Check each line for the string "Contiguosly" and give only the count of lines that have it.

━━━ Information shown

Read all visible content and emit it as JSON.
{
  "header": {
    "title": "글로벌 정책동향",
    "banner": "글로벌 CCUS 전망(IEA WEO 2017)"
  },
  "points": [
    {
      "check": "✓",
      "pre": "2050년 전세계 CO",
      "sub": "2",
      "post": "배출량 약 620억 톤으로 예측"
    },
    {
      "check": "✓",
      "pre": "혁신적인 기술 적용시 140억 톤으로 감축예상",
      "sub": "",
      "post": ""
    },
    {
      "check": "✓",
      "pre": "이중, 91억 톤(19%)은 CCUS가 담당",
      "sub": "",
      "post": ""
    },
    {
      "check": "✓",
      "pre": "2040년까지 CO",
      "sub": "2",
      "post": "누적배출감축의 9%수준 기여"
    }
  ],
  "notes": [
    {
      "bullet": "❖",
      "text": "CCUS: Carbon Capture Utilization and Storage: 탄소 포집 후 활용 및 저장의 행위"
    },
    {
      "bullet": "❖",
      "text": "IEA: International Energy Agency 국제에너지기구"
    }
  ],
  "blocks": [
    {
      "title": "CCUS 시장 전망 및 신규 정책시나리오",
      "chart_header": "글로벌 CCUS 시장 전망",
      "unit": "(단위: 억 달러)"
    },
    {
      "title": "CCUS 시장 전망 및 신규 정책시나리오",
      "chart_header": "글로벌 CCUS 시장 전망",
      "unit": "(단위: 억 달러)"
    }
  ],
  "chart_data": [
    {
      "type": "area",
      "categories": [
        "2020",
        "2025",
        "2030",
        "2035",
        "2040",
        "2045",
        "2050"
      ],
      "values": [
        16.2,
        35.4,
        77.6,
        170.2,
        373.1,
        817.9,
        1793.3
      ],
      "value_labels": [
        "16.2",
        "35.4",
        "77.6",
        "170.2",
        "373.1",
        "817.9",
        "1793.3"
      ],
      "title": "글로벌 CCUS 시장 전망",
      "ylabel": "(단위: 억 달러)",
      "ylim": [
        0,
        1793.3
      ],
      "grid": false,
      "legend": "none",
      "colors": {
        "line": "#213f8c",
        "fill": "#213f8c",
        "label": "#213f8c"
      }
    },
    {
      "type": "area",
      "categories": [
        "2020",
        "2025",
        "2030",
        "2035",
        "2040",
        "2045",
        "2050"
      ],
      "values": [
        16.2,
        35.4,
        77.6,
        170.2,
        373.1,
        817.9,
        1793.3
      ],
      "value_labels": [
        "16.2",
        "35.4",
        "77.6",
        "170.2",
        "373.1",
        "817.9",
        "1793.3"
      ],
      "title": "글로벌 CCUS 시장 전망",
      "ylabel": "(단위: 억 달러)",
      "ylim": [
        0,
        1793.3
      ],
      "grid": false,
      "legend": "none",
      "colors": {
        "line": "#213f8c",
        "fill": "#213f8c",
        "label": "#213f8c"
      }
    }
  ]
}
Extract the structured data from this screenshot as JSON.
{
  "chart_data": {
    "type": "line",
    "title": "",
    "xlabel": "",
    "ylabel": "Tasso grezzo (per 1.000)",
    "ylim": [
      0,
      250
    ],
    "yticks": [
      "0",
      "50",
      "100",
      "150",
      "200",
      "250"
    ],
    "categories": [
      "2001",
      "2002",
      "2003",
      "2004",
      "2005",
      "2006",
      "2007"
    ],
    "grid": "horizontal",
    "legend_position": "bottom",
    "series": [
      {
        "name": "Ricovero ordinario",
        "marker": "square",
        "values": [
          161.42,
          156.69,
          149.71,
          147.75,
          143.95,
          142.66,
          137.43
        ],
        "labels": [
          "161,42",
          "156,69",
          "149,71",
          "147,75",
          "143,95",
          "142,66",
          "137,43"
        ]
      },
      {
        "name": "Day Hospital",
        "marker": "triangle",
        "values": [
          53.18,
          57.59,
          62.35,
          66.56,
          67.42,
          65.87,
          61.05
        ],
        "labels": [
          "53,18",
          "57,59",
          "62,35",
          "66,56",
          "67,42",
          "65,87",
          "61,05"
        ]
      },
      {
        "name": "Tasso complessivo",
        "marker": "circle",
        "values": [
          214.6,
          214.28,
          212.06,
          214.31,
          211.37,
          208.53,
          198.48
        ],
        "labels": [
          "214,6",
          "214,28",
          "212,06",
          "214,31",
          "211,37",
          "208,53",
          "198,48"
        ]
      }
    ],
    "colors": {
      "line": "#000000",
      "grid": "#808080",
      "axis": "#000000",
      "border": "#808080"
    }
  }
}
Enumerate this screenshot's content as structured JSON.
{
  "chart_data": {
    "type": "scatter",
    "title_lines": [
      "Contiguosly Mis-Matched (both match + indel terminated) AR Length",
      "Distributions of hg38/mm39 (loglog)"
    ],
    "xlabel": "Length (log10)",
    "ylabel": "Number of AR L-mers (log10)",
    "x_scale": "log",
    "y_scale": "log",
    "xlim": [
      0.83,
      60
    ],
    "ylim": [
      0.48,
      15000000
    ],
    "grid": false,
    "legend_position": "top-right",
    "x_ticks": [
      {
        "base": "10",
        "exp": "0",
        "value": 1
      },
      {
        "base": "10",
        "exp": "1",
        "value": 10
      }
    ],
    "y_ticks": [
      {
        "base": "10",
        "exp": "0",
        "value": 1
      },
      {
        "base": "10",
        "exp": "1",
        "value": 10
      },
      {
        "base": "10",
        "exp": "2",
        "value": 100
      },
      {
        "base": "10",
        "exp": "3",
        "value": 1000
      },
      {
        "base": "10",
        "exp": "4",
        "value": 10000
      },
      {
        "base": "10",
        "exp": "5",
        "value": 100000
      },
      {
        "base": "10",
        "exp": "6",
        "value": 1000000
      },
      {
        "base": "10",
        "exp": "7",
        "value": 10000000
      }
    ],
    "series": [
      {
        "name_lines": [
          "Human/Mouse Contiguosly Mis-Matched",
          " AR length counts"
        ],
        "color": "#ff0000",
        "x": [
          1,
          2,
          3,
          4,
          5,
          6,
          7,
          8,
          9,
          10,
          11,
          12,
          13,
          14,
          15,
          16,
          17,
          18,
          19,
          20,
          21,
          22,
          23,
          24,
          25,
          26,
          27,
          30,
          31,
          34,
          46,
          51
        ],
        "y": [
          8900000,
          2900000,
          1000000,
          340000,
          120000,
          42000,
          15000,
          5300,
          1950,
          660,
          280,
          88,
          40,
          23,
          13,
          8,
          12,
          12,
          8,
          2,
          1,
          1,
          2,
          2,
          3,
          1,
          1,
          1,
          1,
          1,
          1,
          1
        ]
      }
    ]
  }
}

━━━━━━

◆ Answer to this exercise: 2